### 待办任务
下面这段文字讲的是 apply 算子的并行执行设计，请从它的最后一句之后接着往下写。

### 文本节选
━━━━━━━━━━━━━━━━━━━━━━━━━━━━━━
通常而言， apply 算子没有匹配条件，但对于 col1 in (select col2 ...)，在构建 apply 算子时，会构造 col1 = col2 作为 apply 的条件，当 mark 为 true 时，根据 col1 = col2 的结果来决定输出的 bool 列是什么。

设计

角色

4个角色，3条数据 channel

outerRowFetcher：负责从 outer executor 中不停地获取数据，将数据一行行地发送给 outerRowCh
dispatcher：根据 outer row 更新 inner 算子，不停地消费 inner 数据，将数据一批批地发送给 matcherInputCh
matcher：一个 matcher 负责一个 batch 的数据，将 outer row 与 batch 做匹配，将匹配结果发送给 collectorCh
collector：负责收集 outer row 和所有 batch 的匹配结果，通过 chunk 将数据返回给 apply 算子的父节点

具体步骤

起一个 outerFetcher 不停地获取 outerExec 的数据，并将数据以行为单位放到 outerRowCh 上
main thread 充当 dispatcher 角色，不停地从 outerRowCh 上获取 outer row
对于每一行 outer row，起若干 matcher 和一个 collector
对于每一行 outer row，dispatcher 不停地获取 innerExec 的结果集。每获取一个 batch 的数据，就将数据发送给 matcherInputCh。dispatcher 通过往 matcherInputCh 上写来派发任务。
━━━━━━━━━━━━━━━━━━━━━━━━━━━━━━
### 所给数据
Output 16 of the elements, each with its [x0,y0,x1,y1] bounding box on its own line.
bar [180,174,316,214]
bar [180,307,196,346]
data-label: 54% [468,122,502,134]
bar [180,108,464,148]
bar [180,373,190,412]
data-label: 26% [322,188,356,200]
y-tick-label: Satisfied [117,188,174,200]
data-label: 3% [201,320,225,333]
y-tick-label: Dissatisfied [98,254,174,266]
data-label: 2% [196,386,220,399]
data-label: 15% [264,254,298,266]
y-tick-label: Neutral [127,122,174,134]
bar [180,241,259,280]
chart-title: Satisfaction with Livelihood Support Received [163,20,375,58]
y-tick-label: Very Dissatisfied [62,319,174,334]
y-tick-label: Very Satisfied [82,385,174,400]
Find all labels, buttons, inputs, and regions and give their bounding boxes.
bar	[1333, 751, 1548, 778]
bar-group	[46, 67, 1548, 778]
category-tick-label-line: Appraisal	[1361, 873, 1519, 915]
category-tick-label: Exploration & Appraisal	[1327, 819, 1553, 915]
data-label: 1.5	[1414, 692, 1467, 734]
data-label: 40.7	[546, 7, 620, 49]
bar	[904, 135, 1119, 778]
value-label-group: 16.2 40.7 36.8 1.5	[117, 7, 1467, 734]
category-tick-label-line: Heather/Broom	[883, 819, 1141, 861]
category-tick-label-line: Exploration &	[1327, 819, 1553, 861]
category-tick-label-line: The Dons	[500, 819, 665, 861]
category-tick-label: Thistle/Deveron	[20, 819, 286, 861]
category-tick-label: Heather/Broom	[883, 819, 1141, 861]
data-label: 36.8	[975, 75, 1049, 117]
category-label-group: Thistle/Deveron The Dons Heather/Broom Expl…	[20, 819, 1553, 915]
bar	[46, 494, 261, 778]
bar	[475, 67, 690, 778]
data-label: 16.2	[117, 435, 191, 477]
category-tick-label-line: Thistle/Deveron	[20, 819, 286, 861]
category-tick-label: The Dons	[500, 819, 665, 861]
━━━━━━━━━━━━━━━━━━━━━━━━━━━━━━
### 本题作答
matcher 从 matcherInputCh 上读取 innerExec 的一批数据，简称 batch，并用 outer row 和 batch 进行匹配。最后将（匹配的结果集，是否匹配，error) 发送给 collectCh。需定义 “匹配” 接口，用于处理不同类型的 apply。
collector 从 collectCh 上收集每一个 batch 匹配的结果，并做最后地输出
dispatcher 等待所有的 matcher 和 collector 完成工作后，方可迭代下一行

参考：

Orthogonal Optimization of Subqueries and Aggregation
The Complete Story of Joins (in HyPer)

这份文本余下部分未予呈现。